→ **Objective**
Please gather every line in the records below that contains the string "Druckauftrag", and copy each one in full.

→ **Excerpted records**
++++++++++++++++++++

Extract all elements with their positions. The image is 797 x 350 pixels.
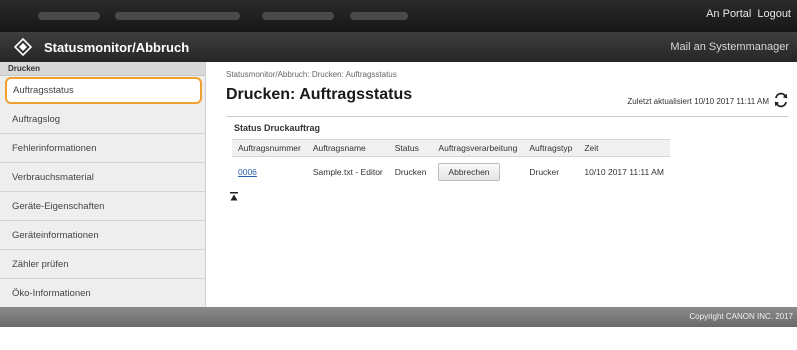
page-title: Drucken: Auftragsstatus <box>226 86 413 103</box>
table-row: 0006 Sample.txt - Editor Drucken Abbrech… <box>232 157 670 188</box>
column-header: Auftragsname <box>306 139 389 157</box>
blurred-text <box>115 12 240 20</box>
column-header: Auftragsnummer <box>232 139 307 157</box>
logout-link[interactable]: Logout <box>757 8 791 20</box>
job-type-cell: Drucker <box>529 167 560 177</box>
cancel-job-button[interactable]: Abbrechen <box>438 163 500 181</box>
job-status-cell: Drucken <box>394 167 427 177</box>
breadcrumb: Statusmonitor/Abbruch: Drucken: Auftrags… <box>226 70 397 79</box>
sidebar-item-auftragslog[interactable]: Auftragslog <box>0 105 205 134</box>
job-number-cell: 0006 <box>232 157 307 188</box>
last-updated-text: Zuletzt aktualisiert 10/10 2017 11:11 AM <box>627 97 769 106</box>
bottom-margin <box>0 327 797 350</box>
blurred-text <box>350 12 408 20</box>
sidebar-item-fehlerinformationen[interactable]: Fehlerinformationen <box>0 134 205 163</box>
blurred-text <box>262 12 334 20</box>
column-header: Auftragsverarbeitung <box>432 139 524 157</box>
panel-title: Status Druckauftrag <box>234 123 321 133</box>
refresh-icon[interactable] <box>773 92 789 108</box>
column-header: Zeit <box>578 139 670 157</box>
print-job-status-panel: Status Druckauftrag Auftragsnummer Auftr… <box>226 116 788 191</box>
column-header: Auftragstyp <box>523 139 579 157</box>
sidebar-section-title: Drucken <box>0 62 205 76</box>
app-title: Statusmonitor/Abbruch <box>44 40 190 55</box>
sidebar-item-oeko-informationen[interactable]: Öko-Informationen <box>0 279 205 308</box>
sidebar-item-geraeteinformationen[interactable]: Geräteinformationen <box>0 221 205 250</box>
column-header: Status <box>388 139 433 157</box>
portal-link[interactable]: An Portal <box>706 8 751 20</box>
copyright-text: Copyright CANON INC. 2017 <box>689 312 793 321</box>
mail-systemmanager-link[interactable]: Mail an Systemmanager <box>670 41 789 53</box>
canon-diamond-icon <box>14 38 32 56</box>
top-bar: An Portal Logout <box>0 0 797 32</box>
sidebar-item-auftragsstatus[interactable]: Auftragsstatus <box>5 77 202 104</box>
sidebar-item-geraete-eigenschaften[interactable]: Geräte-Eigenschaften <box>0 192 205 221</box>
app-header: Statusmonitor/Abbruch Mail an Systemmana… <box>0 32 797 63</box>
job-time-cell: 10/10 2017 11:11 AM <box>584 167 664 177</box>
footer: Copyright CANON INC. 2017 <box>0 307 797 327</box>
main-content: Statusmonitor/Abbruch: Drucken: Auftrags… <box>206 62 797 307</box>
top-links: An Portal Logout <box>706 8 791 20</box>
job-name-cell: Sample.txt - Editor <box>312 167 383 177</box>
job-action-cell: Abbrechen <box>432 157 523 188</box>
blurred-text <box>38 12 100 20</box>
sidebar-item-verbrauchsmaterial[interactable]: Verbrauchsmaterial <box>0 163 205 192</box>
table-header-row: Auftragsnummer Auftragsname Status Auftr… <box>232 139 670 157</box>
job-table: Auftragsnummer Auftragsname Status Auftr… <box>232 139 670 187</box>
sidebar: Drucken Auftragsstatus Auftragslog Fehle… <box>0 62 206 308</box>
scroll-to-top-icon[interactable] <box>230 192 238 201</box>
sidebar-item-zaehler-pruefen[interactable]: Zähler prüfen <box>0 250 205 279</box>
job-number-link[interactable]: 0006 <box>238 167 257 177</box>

++++++++++++++++++++

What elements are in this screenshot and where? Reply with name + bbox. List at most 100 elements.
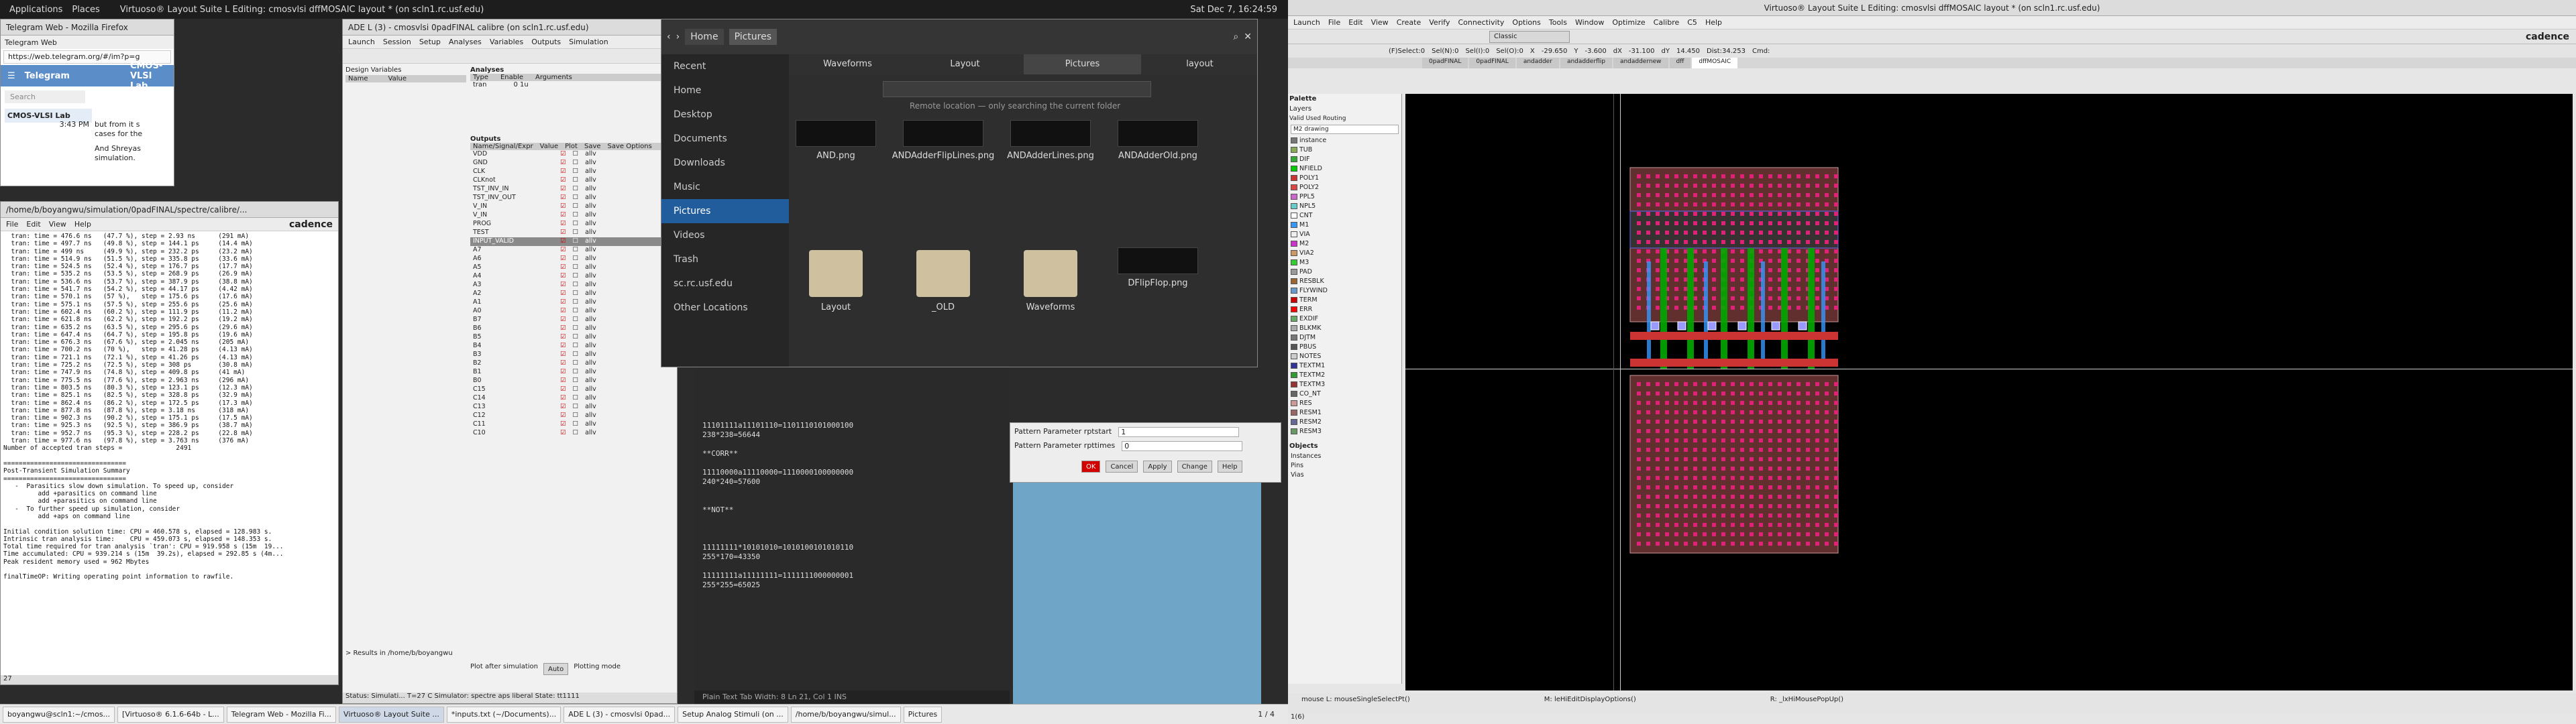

++++++++++++++++++++

→ **Result for this task**
panel-title: Status Druckauftrag <box>234 123 321 133</box>
print-job-status-panel: Status Druckauftrag Auftragsnummer Auftr… <box>226 116 788 191</box>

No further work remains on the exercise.